(Stored entries)
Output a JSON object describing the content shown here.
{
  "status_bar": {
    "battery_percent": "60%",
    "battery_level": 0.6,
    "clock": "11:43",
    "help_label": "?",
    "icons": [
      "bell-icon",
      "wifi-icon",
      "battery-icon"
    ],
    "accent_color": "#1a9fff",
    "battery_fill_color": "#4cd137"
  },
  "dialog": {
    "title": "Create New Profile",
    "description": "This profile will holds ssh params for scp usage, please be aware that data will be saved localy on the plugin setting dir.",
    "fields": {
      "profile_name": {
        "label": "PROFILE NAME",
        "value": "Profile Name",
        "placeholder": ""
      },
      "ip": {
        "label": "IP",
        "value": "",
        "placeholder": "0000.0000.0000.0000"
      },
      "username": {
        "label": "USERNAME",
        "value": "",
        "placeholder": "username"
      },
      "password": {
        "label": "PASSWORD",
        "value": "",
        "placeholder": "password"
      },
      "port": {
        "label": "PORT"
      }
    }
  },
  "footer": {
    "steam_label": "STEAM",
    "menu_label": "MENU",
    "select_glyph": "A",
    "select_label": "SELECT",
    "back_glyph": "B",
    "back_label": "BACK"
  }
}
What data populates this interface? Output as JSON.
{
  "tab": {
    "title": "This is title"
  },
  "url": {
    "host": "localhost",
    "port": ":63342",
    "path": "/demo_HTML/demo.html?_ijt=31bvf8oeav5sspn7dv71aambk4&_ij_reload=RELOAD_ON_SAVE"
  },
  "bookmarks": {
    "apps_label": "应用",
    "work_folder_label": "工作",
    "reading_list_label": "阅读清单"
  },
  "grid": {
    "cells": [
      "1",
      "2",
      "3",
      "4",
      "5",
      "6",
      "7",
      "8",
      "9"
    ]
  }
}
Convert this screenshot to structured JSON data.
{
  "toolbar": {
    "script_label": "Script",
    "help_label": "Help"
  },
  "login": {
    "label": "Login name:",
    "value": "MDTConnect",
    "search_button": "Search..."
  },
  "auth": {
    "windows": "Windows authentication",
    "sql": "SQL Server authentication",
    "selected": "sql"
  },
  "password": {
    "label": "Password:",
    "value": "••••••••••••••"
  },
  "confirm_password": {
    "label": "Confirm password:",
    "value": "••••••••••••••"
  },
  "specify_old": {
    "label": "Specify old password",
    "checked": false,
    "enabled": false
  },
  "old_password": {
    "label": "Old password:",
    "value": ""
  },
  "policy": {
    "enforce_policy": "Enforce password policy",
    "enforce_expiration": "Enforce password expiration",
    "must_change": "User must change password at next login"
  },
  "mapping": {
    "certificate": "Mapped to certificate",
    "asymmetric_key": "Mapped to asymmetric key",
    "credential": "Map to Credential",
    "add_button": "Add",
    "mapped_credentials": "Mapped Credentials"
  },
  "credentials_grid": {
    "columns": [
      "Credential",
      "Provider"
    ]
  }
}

**Exercise requirements**: Repeat each record exactly, leaving nothing out.

**Response to the task**:
Output a JSON object describing the content shown here.
{
  "status_bar": {
    "battery_percent": "60%",
    "battery_level": 0.6,
    "clock": "11:43",
    "help_label": "?",
    "icons": [
      "bell-icon",
      "wifi-icon",
      "battery-icon"
    ],
    "accent_color": "#1a9fff",
    "battery_fill_color": "#4cd137"
  },
  "dialog": {
    "title": "Create New Profile",
    "description": "This profile will holds ssh params for scp usage, please be aware that data will be saved localy on the plugin setting dir.",
    "fields": {
      "profile_name": {
        "label": "PROFILE NAME",
        "value": "Profile Name",
        "placeholder": ""
      },
      "ip": {
        "label": "IP",
        "value": "",
        "placeholder": "0000.0000.0000.0000"
      },
      "username": {
        "label": "USERNAME",
        "value": "",
        "placeholder": "username"
      },
      "password": {
        "label": "PASSWORD",
        "value": "",
        "placeholder": "password"
      },
      "port": {
        "label": "PORT"
      }
    }
  },
  "footer": {
    "steam_label": "STEAM",
    "menu_label": "MENU",
    "select_glyph": "A",
    "select_label": "SELECT",
    "back_glyph": "B",
    "back_label": "BACK"
  }
}
What data populates this interface? Output as JSON.
{
  "tab": {
    "title": "This is title"
  },
  "url": {
    "host": "localhost",
    "port": ":63342",
    "path": "/demo_HTML/demo.html?_ijt=31bvf8oeav5sspn7dv71aambk4&_ij_reload=RELOAD_ON_SAVE"
  },
  "bookmarks": {
    "apps_label": "应用",
    "work_folder_label": "工作",
    "reading_list_label": "阅读清单"
  },
  "grid": {
    "cells": [
      "1",
      "2",
      "3",
      "4",
      "5",
      "6",
      "7",
      "8",
      "9"
    ]
  }
}
Convert this screenshot to structured JSON data.
{
  "toolbar": {
    "script_label": "Script",
    "help_label": "Help"
  },
  "login": {
    "label": "Login name:",
    "value": "MDTConnect",
    "search_button": "Search..."
  },
  "auth": {
    "windows": "Windows authentication",
    "sql": "SQL Server authentication",
    "selected": "sql"
  },
  "password": {
    "label": "Password:",
    "value": "••••••••••••••"
  },
  "confirm_password": {
    "label": "Confirm password:",
    "value": "••••••••••••••"
  },
  "specify_old": {
    "label": "Specify old password",
    "checked": false,
    "enabled": false
  },
  "old_password": {
    "label": "Old password:",
    "value": ""
  },
  "policy": {
    "enforce_policy": "Enforce password policy",
    "enforce_expiration": "Enforce password expiration",
    "must_change": "User must change password at next login"
  },
  "mapping": {
    "certificate": "Mapped to certificate",
    "asymmetric_key": "Mapped to asymmetric key",
    "credential": "Map to Credential",
    "add_button": "Add",
    "mapped_credentials": "Mapped Credentials"
  },
  "credentials_grid": {
    "columns": [
      "Credential",
      "Provider"
    ]
  }
}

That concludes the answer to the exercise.